> **TASK TO CARRY OUT**
Transcribe all of the records word for word, but omit the pictures.

> **DATA EXTRACT**
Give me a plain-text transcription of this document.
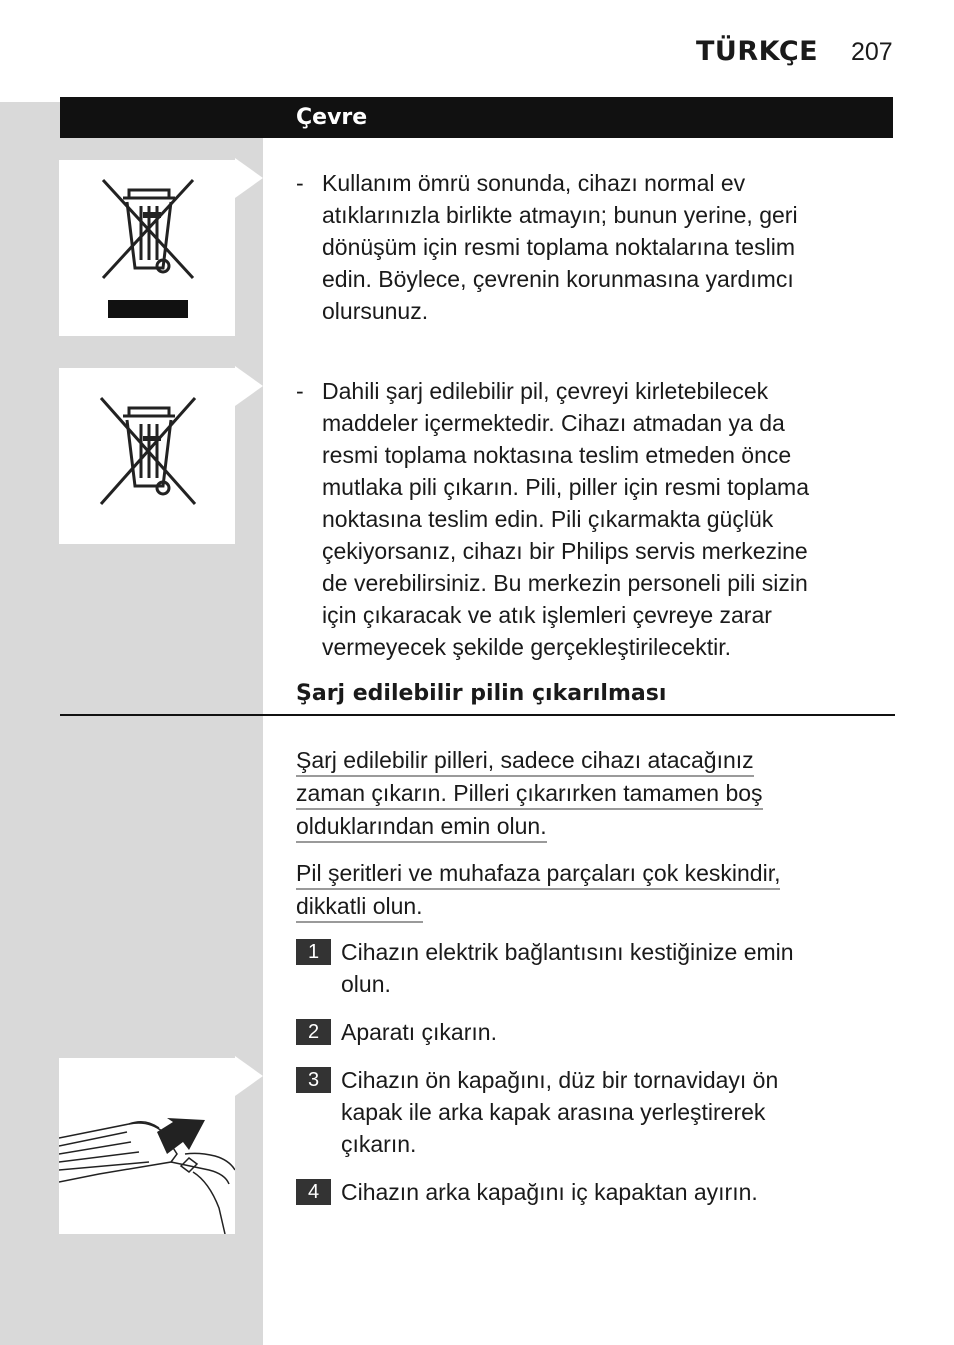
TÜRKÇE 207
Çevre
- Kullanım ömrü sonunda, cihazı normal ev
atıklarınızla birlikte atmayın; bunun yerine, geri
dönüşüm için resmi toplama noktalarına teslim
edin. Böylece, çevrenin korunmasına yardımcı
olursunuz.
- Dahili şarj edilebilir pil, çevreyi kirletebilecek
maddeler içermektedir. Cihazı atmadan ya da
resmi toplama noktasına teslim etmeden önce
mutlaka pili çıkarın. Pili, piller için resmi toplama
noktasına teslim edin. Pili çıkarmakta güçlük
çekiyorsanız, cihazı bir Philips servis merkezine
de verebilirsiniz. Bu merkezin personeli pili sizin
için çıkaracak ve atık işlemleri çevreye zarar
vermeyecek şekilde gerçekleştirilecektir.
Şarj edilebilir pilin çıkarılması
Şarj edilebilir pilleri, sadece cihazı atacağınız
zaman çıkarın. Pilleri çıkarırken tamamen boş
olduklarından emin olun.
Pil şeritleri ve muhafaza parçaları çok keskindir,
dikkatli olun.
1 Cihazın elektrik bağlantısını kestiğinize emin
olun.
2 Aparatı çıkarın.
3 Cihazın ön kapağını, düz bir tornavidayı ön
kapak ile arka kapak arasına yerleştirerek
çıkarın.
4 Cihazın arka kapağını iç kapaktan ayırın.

> **FINAL RESULT**
Give me a plain-text transcription of this document.
TÜRKÇE 207
Çevre
- Kullanım ömrü sonunda, cihazı normal ev
atıklarınızla birlikte atmayın; bunun yerine, geri
dönüşüm için resmi toplama noktalarına teslim
edin. Böylece, çevrenin korunmasına yardımcı
olursunuz.
- Dahili şarj edilebilir pil, çevreyi kirletebilecek
maddeler içermektedir. Cihazı atmadan ya da
resmi toplama noktasına teslim etmeden önce
mutlaka pili çıkarın. Pili, piller için resmi toplama
noktasına teslim edin. Pili çıkarmakta güçlük
çekiyorsanız, cihazı bir Philips servis merkezine
de verebilirsiniz. Bu merkezin personeli pili sizin
için çıkaracak ve atık işlemleri çevreye zarar
vermeyecek şekilde gerçekleştirilecektir.
Şarj edilebilir pilin çıkarılması
Şarj edilebilir pilleri, sadece cihazı atacağınız
zaman çıkarın. Pilleri çıkarırken tamamen boş
olduklarından emin olun.
Pil şeritleri ve muhafaza parçaları çok keskindir,
dikkatli olun.
1 Cihazın elektrik bağlantısını kestiğinize emin
olun.
2 Aparatı çıkarın.
3 Cihazın ön kapağını, düz bir tornavidayı ön
kapak ile arka kapak arasına yerleştirerek
çıkarın.
4 Cihazın arka kapağını iç kapaktan ayırın.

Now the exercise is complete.